Quote the data below in full, please, without altering anything.
□ □ □ □ □ □ □
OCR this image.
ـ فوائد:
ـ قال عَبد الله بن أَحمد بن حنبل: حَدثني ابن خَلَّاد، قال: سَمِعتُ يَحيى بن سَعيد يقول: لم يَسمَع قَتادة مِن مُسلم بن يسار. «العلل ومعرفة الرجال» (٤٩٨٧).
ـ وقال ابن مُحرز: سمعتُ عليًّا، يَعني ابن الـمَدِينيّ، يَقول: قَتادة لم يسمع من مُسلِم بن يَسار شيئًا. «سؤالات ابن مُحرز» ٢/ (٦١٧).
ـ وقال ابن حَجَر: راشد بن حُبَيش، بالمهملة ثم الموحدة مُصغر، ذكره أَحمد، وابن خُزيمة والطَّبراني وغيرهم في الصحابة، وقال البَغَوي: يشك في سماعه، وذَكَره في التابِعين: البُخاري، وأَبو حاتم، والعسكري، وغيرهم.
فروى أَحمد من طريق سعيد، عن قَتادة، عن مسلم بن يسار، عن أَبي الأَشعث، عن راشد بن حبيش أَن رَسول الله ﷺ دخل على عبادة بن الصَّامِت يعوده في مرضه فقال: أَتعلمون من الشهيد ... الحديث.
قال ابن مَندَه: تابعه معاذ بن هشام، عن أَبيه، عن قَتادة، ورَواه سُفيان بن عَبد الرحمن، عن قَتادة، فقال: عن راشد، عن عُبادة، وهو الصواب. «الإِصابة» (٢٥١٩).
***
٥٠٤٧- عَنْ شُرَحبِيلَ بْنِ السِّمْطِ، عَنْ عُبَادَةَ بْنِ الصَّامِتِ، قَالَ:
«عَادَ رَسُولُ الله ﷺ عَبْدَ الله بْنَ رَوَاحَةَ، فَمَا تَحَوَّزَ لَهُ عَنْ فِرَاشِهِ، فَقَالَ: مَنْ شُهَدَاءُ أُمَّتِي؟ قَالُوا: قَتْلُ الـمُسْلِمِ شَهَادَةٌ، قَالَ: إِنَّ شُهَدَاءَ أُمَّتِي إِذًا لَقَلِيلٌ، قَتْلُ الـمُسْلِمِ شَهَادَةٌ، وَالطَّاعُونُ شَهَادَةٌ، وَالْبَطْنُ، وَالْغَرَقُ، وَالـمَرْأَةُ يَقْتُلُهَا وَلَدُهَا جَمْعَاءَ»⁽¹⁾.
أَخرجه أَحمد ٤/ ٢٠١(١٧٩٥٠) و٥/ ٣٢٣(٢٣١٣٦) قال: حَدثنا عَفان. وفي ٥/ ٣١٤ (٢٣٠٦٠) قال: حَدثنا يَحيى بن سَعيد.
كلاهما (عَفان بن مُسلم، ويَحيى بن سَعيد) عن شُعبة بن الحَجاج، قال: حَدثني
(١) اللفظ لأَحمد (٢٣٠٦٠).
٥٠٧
□ □ □ □ □ □ □
:: Exercise output ::
OCR this image.
ـ فوائد:
ـ قال عَبد الله بن أَحمد بن حنبل: حَدثني ابن خَلَّاد، قال: سَمِعتُ يَحيى بن سَعيد يقول: لم يَسمَع قَتادة مِن مُسلم بن يسار. «العلل ومعرفة الرجال» (٤٩٨٧).
ـ وقال ابن مُحرز: سمعتُ عليًّا، يَعني ابن الـمَدِينيّ، يَقول: قَتادة لم يسمع من مُسلِم بن يَسار شيئًا. «سؤالات ابن مُحرز» ٢/ (٦١٧).
ـ وقال ابن حَجَر: راشد بن حُبَيش، بالمهملة ثم الموحدة مُصغر، ذكره أَحمد، وابن خُزيمة والطَّبراني وغيرهم في الصحابة، وقال البَغَوي: يشك في سماعه، وذَكَره في التابِعين: البُخاري، وأَبو حاتم، والعسكري، وغيرهم.
فروى أَحمد من طريق سعيد، عن قَتادة، عن مسلم بن يسار، عن أَبي الأَشعث، عن راشد بن حبيش أَن رَسول الله ﷺ دخل على عبادة بن الصَّامِت يعوده في مرضه فقال: أَتعلمون من الشهيد ... الحديث.
قال ابن مَندَه: تابعه معاذ بن هشام، عن أَبيه، عن قَتادة، ورَواه سُفيان بن عَبد الرحمن، عن قَتادة، فقال: عن راشد، عن عُبادة، وهو الصواب. «الإِصابة» (٢٥١٩).
***
٥٠٤٧- عَنْ شُرَحبِيلَ بْنِ السِّمْطِ، عَنْ عُبَادَةَ بْنِ الصَّامِتِ، قَالَ:
«عَادَ رَسُولُ الله ﷺ عَبْدَ الله بْنَ رَوَاحَةَ، فَمَا تَحَوَّزَ لَهُ عَنْ فِرَاشِهِ، فَقَالَ: مَنْ شُهَدَاءُ أُمَّتِي؟ قَالُوا: قَتْلُ الـمُسْلِمِ شَهَادَةٌ، قَالَ: إِنَّ شُهَدَاءَ أُمَّتِي إِذًا لَقَلِيلٌ، قَتْلُ الـمُسْلِمِ شَهَادَةٌ، وَالطَّاعُونُ شَهَادَةٌ، وَالْبَطْنُ، وَالْغَرَقُ، وَالـمَرْأَةُ يَقْتُلُهَا وَلَدُهَا جَمْعَاءَ»⁽¹⁾.
أَخرجه أَحمد ٤/ ٢٠١(١٧٩٥٠) و٥/ ٣٢٣(٢٣١٣٦) قال: حَدثنا عَفان. وفي ٥/ ٣١٤ (٢٣٠٦٠) قال: حَدثنا يَحيى بن سَعيد.
كلاهما (عَفان بن مُسلم، ويَحيى بن سَعيد) عن شُعبة بن الحَجاج، قال: حَدثني
(١) اللفظ لأَحمد (٢٣٠٦٠).
٥٠٧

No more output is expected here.